Dataset entries

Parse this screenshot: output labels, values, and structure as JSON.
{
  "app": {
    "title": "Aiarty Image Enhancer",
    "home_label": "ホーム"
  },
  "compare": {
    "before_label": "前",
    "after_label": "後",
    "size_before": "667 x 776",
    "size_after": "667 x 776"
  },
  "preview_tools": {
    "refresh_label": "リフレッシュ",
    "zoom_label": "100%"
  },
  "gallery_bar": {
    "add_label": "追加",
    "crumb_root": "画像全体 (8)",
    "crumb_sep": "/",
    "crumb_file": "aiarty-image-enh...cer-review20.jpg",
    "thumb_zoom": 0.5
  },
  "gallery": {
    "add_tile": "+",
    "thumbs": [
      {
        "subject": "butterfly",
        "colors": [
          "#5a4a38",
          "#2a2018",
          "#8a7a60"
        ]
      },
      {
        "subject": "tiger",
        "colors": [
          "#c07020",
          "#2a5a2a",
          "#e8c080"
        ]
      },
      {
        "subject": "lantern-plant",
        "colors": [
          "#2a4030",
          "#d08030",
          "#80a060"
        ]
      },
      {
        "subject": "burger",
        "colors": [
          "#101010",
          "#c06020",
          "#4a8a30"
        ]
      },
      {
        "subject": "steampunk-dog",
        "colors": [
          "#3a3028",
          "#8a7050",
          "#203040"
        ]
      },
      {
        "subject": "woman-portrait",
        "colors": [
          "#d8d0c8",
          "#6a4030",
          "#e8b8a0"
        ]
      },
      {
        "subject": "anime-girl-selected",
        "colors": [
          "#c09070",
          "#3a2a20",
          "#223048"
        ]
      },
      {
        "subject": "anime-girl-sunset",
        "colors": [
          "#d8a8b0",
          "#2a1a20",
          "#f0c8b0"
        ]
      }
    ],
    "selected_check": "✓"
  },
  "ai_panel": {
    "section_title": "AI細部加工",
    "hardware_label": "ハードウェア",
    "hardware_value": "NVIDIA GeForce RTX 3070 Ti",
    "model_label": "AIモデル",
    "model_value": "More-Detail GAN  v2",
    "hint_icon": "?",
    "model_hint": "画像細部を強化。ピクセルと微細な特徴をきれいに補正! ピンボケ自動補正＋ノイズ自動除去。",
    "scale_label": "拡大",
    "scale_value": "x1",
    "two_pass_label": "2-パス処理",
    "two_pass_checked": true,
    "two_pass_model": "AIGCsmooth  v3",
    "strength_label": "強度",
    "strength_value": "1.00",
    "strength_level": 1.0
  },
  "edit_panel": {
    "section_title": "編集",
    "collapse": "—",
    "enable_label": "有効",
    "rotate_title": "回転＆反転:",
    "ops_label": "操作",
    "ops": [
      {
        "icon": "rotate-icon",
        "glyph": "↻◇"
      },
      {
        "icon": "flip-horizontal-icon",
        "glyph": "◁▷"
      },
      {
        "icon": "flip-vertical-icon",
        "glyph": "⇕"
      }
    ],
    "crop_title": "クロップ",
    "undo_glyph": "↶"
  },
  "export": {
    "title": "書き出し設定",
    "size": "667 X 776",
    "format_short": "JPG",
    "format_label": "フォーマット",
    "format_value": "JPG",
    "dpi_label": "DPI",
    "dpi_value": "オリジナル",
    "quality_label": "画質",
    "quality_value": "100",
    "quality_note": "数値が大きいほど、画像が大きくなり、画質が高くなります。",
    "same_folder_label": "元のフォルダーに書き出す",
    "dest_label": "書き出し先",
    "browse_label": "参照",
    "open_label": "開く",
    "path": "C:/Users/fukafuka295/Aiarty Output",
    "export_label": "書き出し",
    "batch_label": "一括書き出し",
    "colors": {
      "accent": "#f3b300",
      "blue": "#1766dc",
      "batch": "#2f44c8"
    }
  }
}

### Exercise prompt
Your task is to print the whole listing again exactly.

### Answer for this exercise
Parse this screenshot: output labels, values, and structure as JSON.
{
  "app": {
    "title": "Aiarty Image Enhancer",
    "home_label": "ホーム"
  },
  "compare": {
    "before_label": "前",
    "after_label": "後",
    "size_before": "667 x 776",
    "size_after": "667 x 776"
  },
  "preview_tools": {
    "refresh_label": "リフレッシュ",
    "zoom_label": "100%"
  },
  "gallery_bar": {
    "add_label": "追加",
    "crumb_root": "画像全体 (8)",
    "crumb_sep": "/",
    "crumb_file": "aiarty-image-enh...cer-review20.jpg",
    "thumb_zoom": 0.5
  },
  "gallery": {
    "add_tile": "+",
    "thumbs": [
      {
        "subject": "butterfly",
        "colors": [
          "#5a4a38",
          "#2a2018",
          "#8a7a60"
        ]
      },
      {
        "subject": "tiger",
        "colors": [
          "#c07020",
          "#2a5a2a",
          "#e8c080"
        ]
      },
      {
        "subject": "lantern-plant",
        "colors": [
          "#2a4030",
          "#d08030",
          "#80a060"
        ]
      },
      {
        "subject": "burger",
        "colors": [
          "#101010",
          "#c06020",
          "#4a8a30"
        ]
      },
      {
        "subject": "steampunk-dog",
        "colors": [
          "#3a3028",
          "#8a7050",
          "#203040"
        ]
      },
      {
        "subject": "woman-portrait",
        "colors": [
          "#d8d0c8",
          "#6a4030",
          "#e8b8a0"
        ]
      },
      {
        "subject": "anime-girl-selected",
        "colors": [
          "#c09070",
          "#3a2a20",
          "#223048"
        ]
      },
      {
        "subject": "anime-girl-sunset",
        "colors": [
          "#d8a8b0",
          "#2a1a20",
          "#f0c8b0"
        ]
      }
    ],
    "selected_check": "✓"
  },
  "ai_panel": {
    "section_title": "AI細部加工",
    "hardware_label": "ハードウェア",
    "hardware_value": "NVIDIA GeForce RTX 3070 Ti",
    "model_label": "AIモデル",
    "model_value": "More-Detail GAN  v2",
    "hint_icon": "?",
    "model_hint": "画像細部を強化。ピクセルと微細な特徴をきれいに補正! ピンボケ自動補正＋ノイズ自動除去。",
    "scale_label": "拡大",
    "scale_value": "x1",
    "two_pass_label": "2-パス処理",
    "two_pass_checked": true,
    "two_pass_model": "AIGCsmooth  v3",
    "strength_label": "強度",
    "strength_value": "1.00",
    "strength_level": 1.0
  },
  "edit_panel": {
    "section_title": "編集",
    "collapse": "—",
    "enable_label": "有効",
    "rotate_title": "回転＆反転:",
    "ops_label": "操作",
    "ops": [
      {
        "icon": "rotate-icon",
        "glyph": "↻◇"
      },
      {
        "icon": "flip-horizontal-icon",
        "glyph": "◁▷"
      },
      {
        "icon": "flip-vertical-icon",
        "glyph": "⇕"
      }
    ],
    "crop_title": "クロップ",
    "undo_glyph": "↶"
  },
  "export": {
    "title": "書き出し設定",
    "size": "667 X 776",
    "format_short": "JPG",
    "format_label": "フォーマット",
    "format_value": "JPG",
    "dpi_label": "DPI",
    "dpi_value": "オリジナル",
    "quality_label": "画質",
    "quality_value": "100",
    "quality_note": "数値が大きいほど、画像が大きくなり、画質が高くなります。",
    "same_folder_label": "元のフォルダーに書き出す",
    "dest_label": "書き出し先",
    "browse_label": "参照",
    "open_label": "開く",
    "path": "C:/Users/fukafuka295/Aiarty Output",
    "export_label": "書き出し",
    "batch_label": "一括書き出し",
    "colors": {
      "accent": "#f3b300",
      "blue": "#1766dc",
      "batch": "#2f44c8"
    }
  }
}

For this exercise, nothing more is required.